AIM —
Each line should be copied exactly.

SOURCE MATERIAL —

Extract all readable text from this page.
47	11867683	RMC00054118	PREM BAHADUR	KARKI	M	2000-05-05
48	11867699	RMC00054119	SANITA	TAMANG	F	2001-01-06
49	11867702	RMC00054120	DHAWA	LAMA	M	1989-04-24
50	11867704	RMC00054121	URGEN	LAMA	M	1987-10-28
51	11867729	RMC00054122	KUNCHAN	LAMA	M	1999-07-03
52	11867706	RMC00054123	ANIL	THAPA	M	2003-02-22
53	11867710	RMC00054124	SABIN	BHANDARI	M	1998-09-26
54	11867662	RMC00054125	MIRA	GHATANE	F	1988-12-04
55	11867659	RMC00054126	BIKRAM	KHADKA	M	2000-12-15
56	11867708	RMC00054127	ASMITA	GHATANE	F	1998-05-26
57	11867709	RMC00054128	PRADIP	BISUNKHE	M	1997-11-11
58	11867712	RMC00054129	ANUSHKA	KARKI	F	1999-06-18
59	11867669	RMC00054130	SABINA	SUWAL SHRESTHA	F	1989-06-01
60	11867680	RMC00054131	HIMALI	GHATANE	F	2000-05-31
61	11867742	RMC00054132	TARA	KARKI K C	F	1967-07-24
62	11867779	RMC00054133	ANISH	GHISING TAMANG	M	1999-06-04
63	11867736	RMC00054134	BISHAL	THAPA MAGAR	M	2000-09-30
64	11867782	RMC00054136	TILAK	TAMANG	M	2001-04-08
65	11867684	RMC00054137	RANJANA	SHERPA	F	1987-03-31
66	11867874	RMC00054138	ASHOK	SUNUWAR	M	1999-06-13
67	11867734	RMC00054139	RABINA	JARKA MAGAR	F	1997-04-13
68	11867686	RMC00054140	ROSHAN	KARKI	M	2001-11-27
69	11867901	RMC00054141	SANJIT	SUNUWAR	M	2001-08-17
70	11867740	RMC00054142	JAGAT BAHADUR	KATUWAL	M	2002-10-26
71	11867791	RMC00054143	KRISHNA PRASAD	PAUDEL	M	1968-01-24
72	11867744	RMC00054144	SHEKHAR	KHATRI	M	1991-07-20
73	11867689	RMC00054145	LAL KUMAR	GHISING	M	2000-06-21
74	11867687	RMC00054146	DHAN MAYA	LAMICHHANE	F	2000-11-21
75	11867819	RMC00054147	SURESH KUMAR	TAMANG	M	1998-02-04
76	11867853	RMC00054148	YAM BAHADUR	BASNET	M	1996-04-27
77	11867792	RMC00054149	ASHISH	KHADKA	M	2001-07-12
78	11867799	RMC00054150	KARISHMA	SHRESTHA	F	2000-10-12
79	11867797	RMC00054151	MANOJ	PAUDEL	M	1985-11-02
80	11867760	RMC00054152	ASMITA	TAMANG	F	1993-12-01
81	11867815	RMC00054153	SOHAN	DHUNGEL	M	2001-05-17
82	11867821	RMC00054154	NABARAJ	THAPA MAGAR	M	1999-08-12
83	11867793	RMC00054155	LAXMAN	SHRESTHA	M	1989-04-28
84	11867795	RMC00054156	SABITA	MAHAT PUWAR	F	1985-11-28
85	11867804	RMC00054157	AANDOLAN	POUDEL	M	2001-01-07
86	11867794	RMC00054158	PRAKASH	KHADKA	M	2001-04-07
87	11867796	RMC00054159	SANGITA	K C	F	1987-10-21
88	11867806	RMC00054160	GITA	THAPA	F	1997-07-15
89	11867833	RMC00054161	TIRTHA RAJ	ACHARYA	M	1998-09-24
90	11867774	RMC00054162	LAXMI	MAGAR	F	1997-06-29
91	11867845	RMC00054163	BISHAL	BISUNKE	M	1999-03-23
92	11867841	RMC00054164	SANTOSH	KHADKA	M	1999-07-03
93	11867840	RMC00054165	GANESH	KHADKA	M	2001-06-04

RESULT OF THE EXERCISE —
Extract all readable text from this page.
47	11867683	RMC00054118	PREM BAHADUR	KARKI	M	2000-05-05
48	11867699	RMC00054119	SANITA	TAMANG	F	2001-01-06
49	11867702	RMC00054120	DHAWA	LAMA	M	1989-04-24
50	11867704	RMC00054121	URGEN	LAMA	M	1987-10-28
51	11867729	RMC00054122	KUNCHAN	LAMA	M	1999-07-03
52	11867706	RMC00054123	ANIL	THAPA	M	2003-02-22
53	11867710	RMC00054124	SABIN	BHANDARI	M	1998-09-26
54	11867662	RMC00054125	MIRA	GHATANE	F	1988-12-04
55	11867659	RMC00054126	BIKRAM	KHADKA	M	2000-12-15
56	11867708	RMC00054127	ASMITA	GHATANE	F	1998-05-26
57	11867709	RMC00054128	PRADIP	BISUNKHE	M	1997-11-11
58	11867712	RMC00054129	ANUSHKA	KARKI	F	1999-06-18
59	11867669	RMC00054130	SABINA	SUWAL SHRESTHA	F	1989-06-01
60	11867680	RMC00054131	HIMALI	GHATANE	F	2000-05-31
61	11867742	RMC00054132	TARA	KARKI K C	F	1967-07-24
62	11867779	RMC00054133	ANISH	GHISING TAMANG	M	1999-06-04
63	11867736	RMC00054134	BISHAL	THAPA MAGAR	M	2000-09-30
64	11867782	RMC00054136	TILAK	TAMANG	M	2001-04-08
65	11867684	RMC00054137	RANJANA	SHERPA	F	1987-03-31
66	11867874	RMC00054138	ASHOK	SUNUWAR	M	1999-06-13
67	11867734	RMC00054139	RABINA	JARKA MAGAR	F	1997-04-13
68	11867686	RMC00054140	ROSHAN	KARKI	M	2001-11-27
69	11867901	RMC00054141	SANJIT	SUNUWAR	M	2001-08-17
70	11867740	RMC00054142	JAGAT BAHADUR	KATUWAL	M	2002-10-26
71	11867791	RMC00054143	KRISHNA PRASAD	PAUDEL	M	1968-01-24
72	11867744	RMC00054144	SHEKHAR	KHATRI	M	1991-07-20
73	11867689	RMC00054145	LAL KUMAR	GHISING	M	2000-06-21
74	11867687	RMC00054146	DHAN MAYA	LAMICHHANE	F	2000-11-21
75	11867819	RMC00054147	SURESH KUMAR	TAMANG	M	1998-02-04
76	11867853	RMC00054148	YAM BAHADUR	BASNET	M	1996-04-27
77	11867792	RMC00054149	ASHISH	KHADKA	M	2001-07-12
78	11867799	RMC00054150	KARISHMA	SHRESTHA	F	2000-10-12
79	11867797	RMC00054151	MANOJ	PAUDEL	M	1985-11-02
80	11867760	RMC00054152	ASMITA	TAMANG	F	1993-12-01
81	11867815	RMC00054153	SOHAN	DHUNGEL	M	2001-05-17
82	11867821	RMC00054154	NABARAJ	THAPA MAGAR	M	1999-08-12
83	11867793	RMC00054155	LAXMAN	SHRESTHA	M	1989-04-28
84	11867795	RMC00054156	SABITA	MAHAT PUWAR	F	1985-11-28
85	11867804	RMC00054157	AANDOLAN	POUDEL	M	2001-01-07
86	11867794	RMC00054158	PRAKASH	KHADKA	M	2001-04-07
87	11867796	RMC00054159	SANGITA	K C	F	1987-10-21
88	11867806	RMC00054160	GITA	THAPA	F	1997-07-15
89	11867833	RMC00054161	TIRTHA RAJ	ACHARYA	M	1998-09-24
90	11867774	RMC00054162	LAXMI	MAGAR	F	1997-06-29
91	11867845	RMC00054163	BISHAL	BISUNKE	M	1999-03-23
92	11867841	RMC00054164	SANTOSH	KHADKA	M	1999-07-03
93	11867840	RMC00054165	GANESH	KHADKA	M	2001-06-04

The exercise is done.